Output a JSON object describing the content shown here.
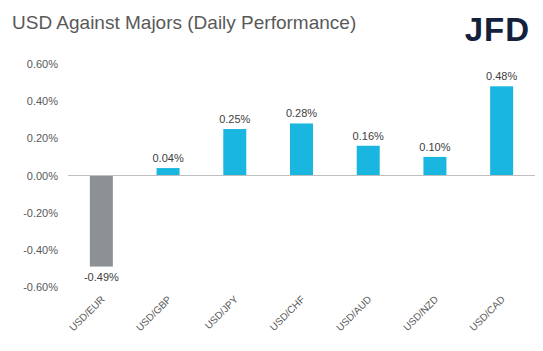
{
  "logo": "JFD",
  "chart_data": {
    "type": "bar",
    "title": "USD Against Majors (Daily Performance)",
    "categories": [
      "USD/EUR",
      "USD/GBP",
      "USD/JPY",
      "USD/CHF",
      "USD/AUD",
      "USD/NZD",
      "USD/CAD"
    ],
    "values": [
      -0.49,
      0.04,
      0.25,
      0.28,
      0.16,
      0.1,
      0.48
    ],
    "value_labels": [
      "-0.49%",
      "0.04%",
      "0.25%",
      "0.28%",
      "0.16%",
      "0.10%",
      "0.48%"
    ],
    "colors": [
      "#8d9195",
      "#19b6e0",
      "#19b6e0",
      "#19b6e0",
      "#19b6e0",
      "#19b6e0",
      "#19b6e0"
    ],
    "ylim": [
      -0.6,
      0.6
    ],
    "yticks": [
      {
        "value": -0.6,
        "label": "-0.60%"
      },
      {
        "value": -0.4,
        "label": "-0.40%"
      },
      {
        "value": -0.2,
        "label": "-0.20%"
      },
      {
        "value": 0,
        "label": "0.00%"
      },
      {
        "value": 0.2,
        "label": "0.20%"
      },
      {
        "value": 0.4,
        "label": "0.40%"
      },
      {
        "value": 0.6,
        "label": "0.60%"
      }
    ],
    "grid": false,
    "data_labels": true
  }
}
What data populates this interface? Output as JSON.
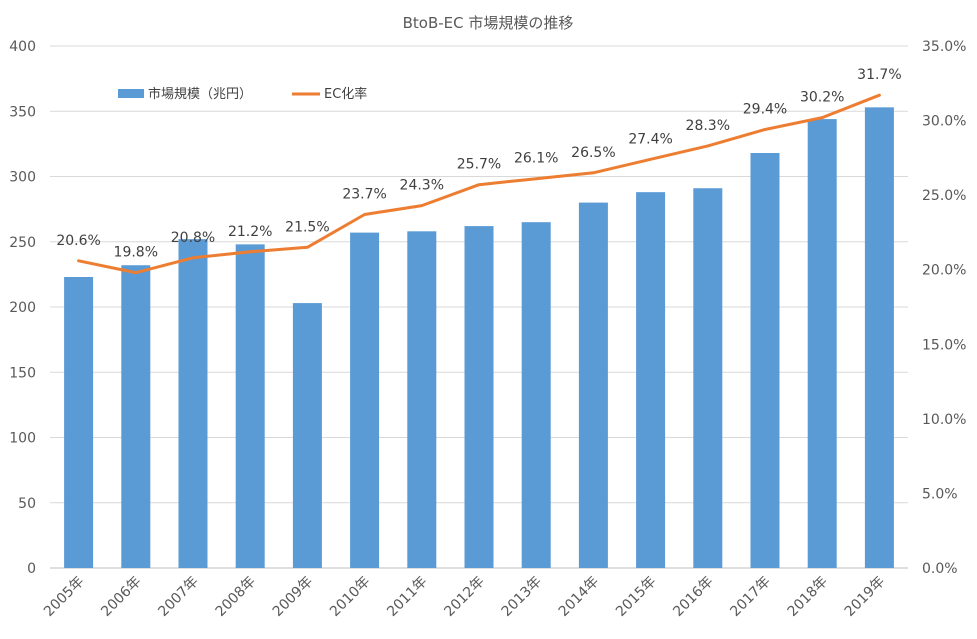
{
  "chart_data": {
    "type": "bar",
    "title": "BtoB-EC 市場規模の推移",
    "categories": [
      "2005年",
      "2006年",
      "2007年",
      "2008年",
      "2009年",
      "2010年",
      "2011年",
      "2012年",
      "2013年",
      "2014年",
      "2015年",
      "2016年",
      "2017年",
      "2018年",
      "2019年"
    ],
    "series": [
      {
        "name": "市場規模（兆円）",
        "type": "bar",
        "axis": "left",
        "color": "#5B9BD5",
        "values": [
          223,
          232,
          252,
          248,
          203,
          257,
          258,
          262,
          265,
          280,
          288,
          291,
          318,
          344,
          353
        ]
      },
      {
        "name": "EC化率",
        "type": "line",
        "axis": "right",
        "color": "#ED7D31",
        "values": [
          20.6,
          19.8,
          20.8,
          21.2,
          21.5,
          23.7,
          24.3,
          25.7,
          26.1,
          26.5,
          27.4,
          28.3,
          29.4,
          30.2,
          31.7
        ],
        "labels": [
          "20.6%",
          "19.8%",
          "20.8%",
          "21.2%",
          "21.5%",
          "23.7%",
          "24.3%",
          "25.7%",
          "26.1%",
          "26.5%",
          "27.4%",
          "28.3%",
          "29.4%",
          "30.2%",
          "31.7%"
        ]
      }
    ],
    "y_left": {
      "ylim": [
        0,
        400
      ],
      "ticks": [
        "0",
        "50",
        "100",
        "150",
        "200",
        "250",
        "300",
        "350",
        "400"
      ]
    },
    "y_right": {
      "ylim": [
        0,
        35
      ],
      "ticks": [
        "0.0%",
        "5.0%",
        "10.0%",
        "15.0%",
        "20.0%",
        "25.0%",
        "30.0%",
        "35.0%"
      ]
    },
    "grid": true,
    "legend_position": "top-left"
  }
}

Goal
Each line from the one bearing "What data populates" through the final line of the records is to be copied exactly, and no pictures are to be included.

Finished task
What data populates this interface? Output as JSON.
{
  "chart_data": {
    "type": "bar",
    "title": "BtoB-EC 市場規模の推移",
    "categories": [
      "2005年",
      "2006年",
      "2007年",
      "2008年",
      "2009年",
      "2010年",
      "2011年",
      "2012年",
      "2013年",
      "2014年",
      "2015年",
      "2016年",
      "2017年",
      "2018年",
      "2019年"
    ],
    "series": [
      {
        "name": "市場規模（兆円）",
        "type": "bar",
        "axis": "left",
        "color": "#5B9BD5",
        "values": [
          223,
          232,
          252,
          248,
          203,
          257,
          258,
          262,
          265,
          280,
          288,
          291,
          318,
          344,
          353
        ]
      },
      {
        "name": "EC化率",
        "type": "line",
        "axis": "right",
        "color": "#ED7D31",
        "values": [
          20.6,
          19.8,
          20.8,
          21.2,
          21.5,
          23.7,
          24.3,
          25.7,
          26.1,
          26.5,
          27.4,
          28.3,
          29.4,
          30.2,
          31.7
        ],
        "labels": [
          "20.6%",
          "19.8%",
          "20.8%",
          "21.2%",
          "21.5%",
          "23.7%",
          "24.3%",
          "25.7%",
          "26.1%",
          "26.5%",
          "27.4%",
          "28.3%",
          "29.4%",
          "30.2%",
          "31.7%"
        ]
      }
    ],
    "y_left": {
      "ylim": [
        0,
        400
      ],
      "ticks": [
        "0",
        "50",
        "100",
        "150",
        "200",
        "250",
        "300",
        "350",
        "400"
      ]
    },
    "y_right": {
      "ylim": [
        0,
        35
      ],
      "ticks": [
        "0.0%",
        "5.0%",
        "10.0%",
        "15.0%",
        "20.0%",
        "25.0%",
        "30.0%",
        "35.0%"
      ]
    },
    "grid": true,
    "legend_position": "top-left"
  }
}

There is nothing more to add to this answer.